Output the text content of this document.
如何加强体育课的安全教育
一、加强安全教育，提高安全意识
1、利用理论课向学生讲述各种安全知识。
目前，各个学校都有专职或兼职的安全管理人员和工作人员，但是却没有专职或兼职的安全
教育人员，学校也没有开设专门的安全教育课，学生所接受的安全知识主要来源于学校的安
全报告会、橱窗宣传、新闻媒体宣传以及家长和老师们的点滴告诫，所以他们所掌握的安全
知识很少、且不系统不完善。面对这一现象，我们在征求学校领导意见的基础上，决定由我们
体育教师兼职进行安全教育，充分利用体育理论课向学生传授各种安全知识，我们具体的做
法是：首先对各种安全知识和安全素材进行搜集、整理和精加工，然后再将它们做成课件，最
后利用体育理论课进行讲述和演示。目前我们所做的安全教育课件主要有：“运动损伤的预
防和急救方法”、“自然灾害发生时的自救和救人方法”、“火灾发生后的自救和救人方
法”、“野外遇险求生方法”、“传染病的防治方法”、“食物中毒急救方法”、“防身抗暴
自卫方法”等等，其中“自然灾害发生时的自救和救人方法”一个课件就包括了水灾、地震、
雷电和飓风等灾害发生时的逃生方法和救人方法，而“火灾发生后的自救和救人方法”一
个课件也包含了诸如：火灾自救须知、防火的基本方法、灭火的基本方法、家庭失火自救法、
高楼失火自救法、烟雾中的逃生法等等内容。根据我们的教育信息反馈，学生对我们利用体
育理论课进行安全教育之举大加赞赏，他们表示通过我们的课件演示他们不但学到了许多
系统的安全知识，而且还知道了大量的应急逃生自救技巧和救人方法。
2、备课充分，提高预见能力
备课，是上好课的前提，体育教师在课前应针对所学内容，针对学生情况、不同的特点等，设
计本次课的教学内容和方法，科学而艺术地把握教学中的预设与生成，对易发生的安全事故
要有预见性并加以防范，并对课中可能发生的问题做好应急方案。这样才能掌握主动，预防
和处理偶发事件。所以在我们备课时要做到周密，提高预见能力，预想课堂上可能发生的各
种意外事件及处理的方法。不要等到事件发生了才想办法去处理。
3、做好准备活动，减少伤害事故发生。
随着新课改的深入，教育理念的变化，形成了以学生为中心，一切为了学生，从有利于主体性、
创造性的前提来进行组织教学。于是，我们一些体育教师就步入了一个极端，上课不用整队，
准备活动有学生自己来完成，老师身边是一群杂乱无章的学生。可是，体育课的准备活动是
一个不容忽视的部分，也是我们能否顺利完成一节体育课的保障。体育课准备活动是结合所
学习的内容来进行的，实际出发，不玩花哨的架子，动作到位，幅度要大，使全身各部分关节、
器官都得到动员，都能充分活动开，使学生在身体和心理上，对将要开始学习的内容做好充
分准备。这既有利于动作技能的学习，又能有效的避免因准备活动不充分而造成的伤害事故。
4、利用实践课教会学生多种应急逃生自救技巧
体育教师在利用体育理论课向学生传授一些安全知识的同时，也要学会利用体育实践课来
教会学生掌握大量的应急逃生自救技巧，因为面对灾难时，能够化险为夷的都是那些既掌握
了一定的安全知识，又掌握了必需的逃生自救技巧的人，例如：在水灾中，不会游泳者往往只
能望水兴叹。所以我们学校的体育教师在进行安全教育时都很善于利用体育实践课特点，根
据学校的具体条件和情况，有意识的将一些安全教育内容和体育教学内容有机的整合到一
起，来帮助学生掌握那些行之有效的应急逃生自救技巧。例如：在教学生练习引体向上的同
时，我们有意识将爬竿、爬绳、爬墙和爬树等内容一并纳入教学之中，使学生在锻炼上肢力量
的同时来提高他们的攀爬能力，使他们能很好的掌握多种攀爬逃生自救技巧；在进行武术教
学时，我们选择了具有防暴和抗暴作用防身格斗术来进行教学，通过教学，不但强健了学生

==

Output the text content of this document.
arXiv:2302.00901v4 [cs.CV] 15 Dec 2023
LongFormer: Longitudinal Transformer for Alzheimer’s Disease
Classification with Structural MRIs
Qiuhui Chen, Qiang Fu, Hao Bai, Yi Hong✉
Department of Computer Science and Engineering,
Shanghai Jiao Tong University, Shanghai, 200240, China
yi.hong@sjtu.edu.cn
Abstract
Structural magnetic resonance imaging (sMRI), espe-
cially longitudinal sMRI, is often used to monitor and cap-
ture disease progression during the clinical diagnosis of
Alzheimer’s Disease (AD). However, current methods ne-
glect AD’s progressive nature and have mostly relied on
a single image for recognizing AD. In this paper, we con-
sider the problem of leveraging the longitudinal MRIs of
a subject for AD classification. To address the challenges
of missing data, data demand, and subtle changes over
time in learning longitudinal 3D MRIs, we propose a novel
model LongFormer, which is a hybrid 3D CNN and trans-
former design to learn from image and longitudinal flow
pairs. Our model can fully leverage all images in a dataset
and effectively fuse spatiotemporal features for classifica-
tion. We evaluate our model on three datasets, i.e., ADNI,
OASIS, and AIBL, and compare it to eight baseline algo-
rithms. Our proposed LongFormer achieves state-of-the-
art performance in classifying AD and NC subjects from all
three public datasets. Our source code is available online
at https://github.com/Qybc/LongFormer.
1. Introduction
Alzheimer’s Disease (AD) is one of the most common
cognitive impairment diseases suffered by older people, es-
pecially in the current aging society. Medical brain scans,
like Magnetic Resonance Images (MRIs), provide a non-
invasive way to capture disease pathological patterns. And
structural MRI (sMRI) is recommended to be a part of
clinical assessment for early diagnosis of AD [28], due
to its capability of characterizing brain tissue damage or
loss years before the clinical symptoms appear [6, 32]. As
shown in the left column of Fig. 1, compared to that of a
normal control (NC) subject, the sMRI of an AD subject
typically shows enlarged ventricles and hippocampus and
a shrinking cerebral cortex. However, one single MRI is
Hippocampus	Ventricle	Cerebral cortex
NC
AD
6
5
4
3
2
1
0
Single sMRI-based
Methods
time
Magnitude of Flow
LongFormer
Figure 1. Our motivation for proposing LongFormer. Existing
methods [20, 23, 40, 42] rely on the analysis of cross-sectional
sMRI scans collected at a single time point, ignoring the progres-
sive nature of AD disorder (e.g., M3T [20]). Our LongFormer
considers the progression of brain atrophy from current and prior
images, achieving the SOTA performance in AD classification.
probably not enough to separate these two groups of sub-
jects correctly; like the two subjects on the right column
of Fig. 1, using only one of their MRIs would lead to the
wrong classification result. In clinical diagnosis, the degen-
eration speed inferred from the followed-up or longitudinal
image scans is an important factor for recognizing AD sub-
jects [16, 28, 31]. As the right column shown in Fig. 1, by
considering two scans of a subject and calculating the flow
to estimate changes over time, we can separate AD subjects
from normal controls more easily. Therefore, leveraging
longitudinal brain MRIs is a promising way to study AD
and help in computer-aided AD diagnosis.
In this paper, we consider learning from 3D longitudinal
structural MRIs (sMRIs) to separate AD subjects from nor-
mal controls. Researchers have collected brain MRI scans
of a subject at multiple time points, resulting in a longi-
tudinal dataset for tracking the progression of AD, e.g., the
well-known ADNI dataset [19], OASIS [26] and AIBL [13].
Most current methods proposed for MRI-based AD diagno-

SET EXERCISE
In the lines above, locate the string "current". Copy every line where it occurs.

RESPONSE TO THE TASK
Alzheimer’s Disease (AD). However, current methods ne-
pecially in the current aging society. Medical brain scans,
considers the progression of brain atrophy from current and prior
Most current methods proposed for MRI-based AD diagno-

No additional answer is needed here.